→ Task:
Transcribe the entries that follow exactly as they appear, minus pictures.

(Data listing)

====

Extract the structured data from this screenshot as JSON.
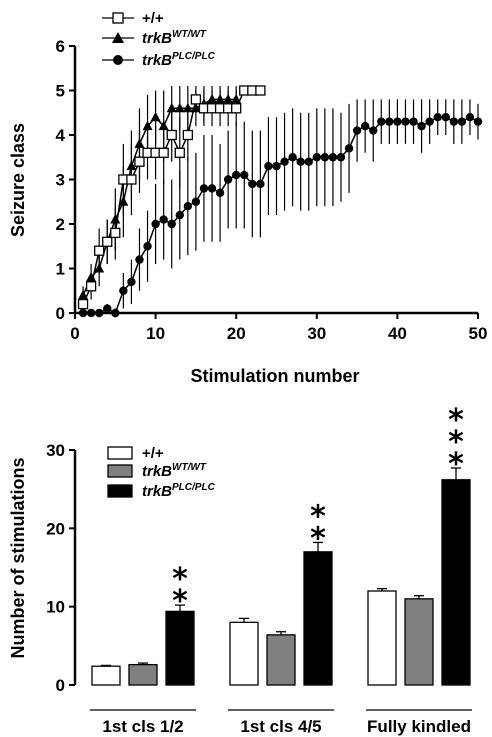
{
  "chart_data": [
    {
      "type": "line",
      "xlabel": "Stimulation number",
      "ylabel": "Seizure class",
      "xlim": [
        0,
        50
      ],
      "ylim": [
        0,
        6
      ],
      "xticks": [
        "0",
        "10",
        "20",
        "30",
        "40",
        "50"
      ],
      "yticks": [
        "0",
        "1",
        "2",
        "3",
        "4",
        "5",
        "6"
      ],
      "legend": [
        {
          "label": "+/+",
          "sup": "",
          "marker": "open-square",
          "italic": false
        },
        {
          "label": "trkB",
          "sup": "WT/WT",
          "marker": "filled-triangle",
          "italic": true
        },
        {
          "label": "trkB",
          "sup": "PLC/PLC",
          "marker": "filled-circle",
          "italic": true
        }
      ],
      "series": [
        {
          "name": "+/+",
          "marker": "square-open",
          "x": [
            1,
            2,
            3,
            4,
            5,
            6,
            7,
            8,
            9,
            10,
            11,
            12,
            13,
            14,
            15,
            16,
            17,
            18,
            19,
            20,
            21,
            22,
            23
          ],
          "y": [
            0.2,
            0.6,
            1.4,
            1.6,
            1.8,
            3.0,
            3.0,
            3.4,
            3.6,
            3.6,
            3.6,
            4.0,
            3.6,
            4.0,
            4.8,
            4.6,
            4.6,
            4.6,
            4.6,
            4.6,
            5.0,
            5.0,
            5.0
          ],
          "err": [
            0.1,
            0.3,
            0.5,
            0.5,
            0.6,
            0.8,
            0.8,
            0.7,
            0.6,
            0.6,
            0.7,
            0.6,
            0.8,
            0.6,
            0.3,
            0.4,
            0.4,
            0.4,
            0.4,
            0.4,
            0,
            0,
            0
          ]
        },
        {
          "name": "trkB WT/WT",
          "marker": "triangle-filled",
          "x": [
            1,
            2,
            3,
            4,
            5,
            6,
            7,
            8,
            9,
            10,
            11,
            12,
            13,
            14,
            15,
            16,
            17,
            18,
            19,
            20
          ],
          "y": [
            0.4,
            0.8,
            1.0,
            1.6,
            2.1,
            2.5,
            3.3,
            3.8,
            4.2,
            4.4,
            4.2,
            4.6,
            4.6,
            4.6,
            4.6,
            4.7,
            4.8,
            4.8,
            4.8,
            4.8
          ],
          "err": [
            0.2,
            0.3,
            0.4,
            0.5,
            0.7,
            0.8,
            0.8,
            0.8,
            0.7,
            0.6,
            0.8,
            0.5,
            0.5,
            0.5,
            0.4,
            0.4,
            0.3,
            0.3,
            0.3,
            0.3
          ]
        },
        {
          "name": "trkB PLC/PLC",
          "marker": "circle-filled",
          "x": [
            1,
            2,
            3,
            4,
            5,
            6,
            7,
            8,
            9,
            10,
            11,
            12,
            13,
            14,
            15,
            16,
            17,
            18,
            19,
            20,
            21,
            22,
            23,
            24,
            25,
            26,
            27,
            28,
            29,
            30,
            31,
            32,
            33,
            34,
            35,
            36,
            37,
            38,
            39,
            40,
            41,
            42,
            43,
            44,
            45,
            46,
            47,
            48,
            49,
            50
          ],
          "y": [
            0,
            0,
            0,
            0.1,
            0,
            0.5,
            0.7,
            1.2,
            1.5,
            2.0,
            2.1,
            2.0,
            2.2,
            2.4,
            2.5,
            2.8,
            2.8,
            2.7,
            3.0,
            3.1,
            3.1,
            2.9,
            2.9,
            3.3,
            3.3,
            3.4,
            3.5,
            3.4,
            3.4,
            3.5,
            3.5,
            3.5,
            3.5,
            3.7,
            4.1,
            4.2,
            4.1,
            4.3,
            4.3,
            4.3,
            4.3,
            4.3,
            4.2,
            4.3,
            4.4,
            4.4,
            4.3,
            4.3,
            4.4,
            4.3
          ],
          "err": [
            0,
            0,
            0,
            0.1,
            0.1,
            0.4,
            0.5,
            0.7,
            0.8,
            0.9,
            0.9,
            1.0,
            1.0,
            1.1,
            1.1,
            1.2,
            1.2,
            1.1,
            1.1,
            1.2,
            1.2,
            1.2,
            1.2,
            1.1,
            1.1,
            1.1,
            1.1,
            1.1,
            1.1,
            1.1,
            1.1,
            1.1,
            1.0,
            1.0,
            0.7,
            0.6,
            0.7,
            0.5,
            0.5,
            0.5,
            0.5,
            0.5,
            0.6,
            0.5,
            0.4,
            0.4,
            0.5,
            0.5,
            0.4,
            0.4
          ]
        }
      ]
    },
    {
      "type": "bar",
      "ylabel": "Number of stimulations",
      "ylim": [
        0,
        30
      ],
      "yticks": [
        "0",
        "10",
        "20",
        "30"
      ],
      "categories": [
        "1st cls 1/2",
        "1st cls 4/5",
        "Fully kindled"
      ],
      "legend": [
        {
          "label": "+/+",
          "sup": "",
          "color": "#ffffff",
          "italic": false
        },
        {
          "label": "trkB",
          "sup": "WT/WT",
          "color": "#808080",
          "italic": true
        },
        {
          "label": "trkB",
          "sup": "PLC/PLC",
          "color": "#000000",
          "italic": true
        }
      ],
      "series": [
        {
          "name": "+/+",
          "values": [
            2.4,
            8.0,
            12.0
          ],
          "err": [
            0.1,
            0.5,
            0.3
          ],
          "color": "#ffffff"
        },
        {
          "name": "trkB WT/WT",
          "values": [
            2.6,
            6.4,
            11.0
          ],
          "err": [
            0.2,
            0.4,
            0.4
          ],
          "color": "#808080"
        },
        {
          "name": "trkB PLC/PLC",
          "values": [
            9.4,
            17.0,
            26.2
          ],
          "err": [
            0.8,
            1.2,
            1.5
          ],
          "color": "#000000"
        }
      ],
      "significance": [
        "**",
        "**",
        "***"
      ]
    }
  ]
}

====

→ Reply to the exercise:
Extract the structured data from this screenshot as JSON.
{
  "chart_data": [
    {
      "type": "line",
      "xlabel": "Stimulation number",
      "ylabel": "Seizure class",
      "xlim": [
        0,
        50
      ],
      "ylim": [
        0,
        6
      ],
      "xticks": [
        "0",
        "10",
        "20",
        "30",
        "40",
        "50"
      ],
      "yticks": [
        "0",
        "1",
        "2",
        "3",
        "4",
        "5",
        "6"
      ],
      "legend": [
        {
          "label": "+/+",
          "sup": "",
          "marker": "open-square",
          "italic": false
        },
        {
          "label": "trkB",
          "sup": "WT/WT",
          "marker": "filled-triangle",
          "italic": true
        },
        {
          "label": "trkB",
          "sup": "PLC/PLC",
          "marker": "filled-circle",
          "italic": true
        }
      ],
      "series": [
        {
          "name": "+/+",
          "marker": "square-open",
          "x": [
            1,
            2,
            3,
            4,
            5,
            6,
            7,
            8,
            9,
            10,
            11,
            12,
            13,
            14,
            15,
            16,
            17,
            18,
            19,
            20,
            21,
            22,
            23
          ],
          "y": [
            0.2,
            0.6,
            1.4,
            1.6,
            1.8,
            3.0,
            3.0,
            3.4,
            3.6,
            3.6,
            3.6,
            4.0,
            3.6,
            4.0,
            4.8,
            4.6,
            4.6,
            4.6,
            4.6,
            4.6,
            5.0,
            5.0,
            5.0
          ],
          "err": [
            0.1,
            0.3,
            0.5,
            0.5,
            0.6,
            0.8,
            0.8,
            0.7,
            0.6,
            0.6,
            0.7,
            0.6,
            0.8,
            0.6,
            0.3,
            0.4,
            0.4,
            0.4,
            0.4,
            0.4,
            0,
            0,
            0
          ]
        },
        {
          "name": "trkB WT/WT",
          "marker": "triangle-filled",
          "x": [
            1,
            2,
            3,
            4,
            5,
            6,
            7,
            8,
            9,
            10,
            11,
            12,
            13,
            14,
            15,
            16,
            17,
            18,
            19,
            20
          ],
          "y": [
            0.4,
            0.8,
            1.0,
            1.6,
            2.1,
            2.5,
            3.3,
            3.8,
            4.2,
            4.4,
            4.2,
            4.6,
            4.6,
            4.6,
            4.6,
            4.7,
            4.8,
            4.8,
            4.8,
            4.8
          ],
          "err": [
            0.2,
            0.3,
            0.4,
            0.5,
            0.7,
            0.8,
            0.8,
            0.8,
            0.7,
            0.6,
            0.8,
            0.5,
            0.5,
            0.5,
            0.4,
            0.4,
            0.3,
            0.3,
            0.3,
            0.3
          ]
        },
        {
          "name": "trkB PLC/PLC",
          "marker": "circle-filled",
          "x": [
            1,
            2,
            3,
            4,
            5,
            6,
            7,
            8,
            9,
            10,
            11,
            12,
            13,
            14,
            15,
            16,
            17,
            18,
            19,
            20,
            21,
            22,
            23,
            24,
            25,
            26,
            27,
            28,
            29,
            30,
            31,
            32,
            33,
            34,
            35,
            36,
            37,
            38,
            39,
            40,
            41,
            42,
            43,
            44,
            45,
            46,
            47,
            48,
            49,
            50
          ],
          "y": [
            0,
            0,
            0,
            0.1,
            0,
            0.5,
            0.7,
            1.2,
            1.5,
            2.0,
            2.1,
            2.0,
            2.2,
            2.4,
            2.5,
            2.8,
            2.8,
            2.7,
            3.0,
            3.1,
            3.1,
            2.9,
            2.9,
            3.3,
            3.3,
            3.4,
            3.5,
            3.4,
            3.4,
            3.5,
            3.5,
            3.5,
            3.5,
            3.7,
            4.1,
            4.2,
            4.1,
            4.3,
            4.3,
            4.3,
            4.3,
            4.3,
            4.2,
            4.3,
            4.4,
            4.4,
            4.3,
            4.3,
            4.4,
            4.3
          ],
          "err": [
            0,
            0,
            0,
            0.1,
            0.1,
            0.4,
            0.5,
            0.7,
            0.8,
            0.9,
            0.9,
            1.0,
            1.0,
            1.1,
            1.1,
            1.2,
            1.2,
            1.1,
            1.1,
            1.2,
            1.2,
            1.2,
            1.2,
            1.1,
            1.1,
            1.1,
            1.1,
            1.1,
            1.1,
            1.1,
            1.1,
            1.1,
            1.0,
            1.0,
            0.7,
            0.6,
            0.7,
            0.5,
            0.5,
            0.5,
            0.5,
            0.5,
            0.6,
            0.5,
            0.4,
            0.4,
            0.5,
            0.5,
            0.4,
            0.4
          ]
        }
      ]
    },
    {
      "type": "bar",
      "ylabel": "Number of stimulations",
      "ylim": [
        0,
        30
      ],
      "yticks": [
        "0",
        "10",
        "20",
        "30"
      ],
      "categories": [
        "1st cls 1/2",
        "1st cls 4/5",
        "Fully kindled"
      ],
      "legend": [
        {
          "label": "+/+",
          "sup": "",
          "color": "#ffffff",
          "italic": false
        },
        {
          "label": "trkB",
          "sup": "WT/WT",
          "color": "#808080",
          "italic": true
        },
        {
          "label": "trkB",
          "sup": "PLC/PLC",
          "color": "#000000",
          "italic": true
        }
      ],
      "series": [
        {
          "name": "+/+",
          "values": [
            2.4,
            8.0,
            12.0
          ],
          "err": [
            0.1,
            0.5,
            0.3
          ],
          "color": "#ffffff"
        },
        {
          "name": "trkB WT/WT",
          "values": [
            2.6,
            6.4,
            11.0
          ],
          "err": [
            0.2,
            0.4,
            0.4
          ],
          "color": "#808080"
        },
        {
          "name": "trkB PLC/PLC",
          "values": [
            9.4,
            17.0,
            26.2
          ],
          "err": [
            0.8,
            1.2,
            1.5
          ],
          "color": "#000000"
        }
      ],
      "significance": [
        "**",
        "**",
        "***"
      ]
    }
  ]
}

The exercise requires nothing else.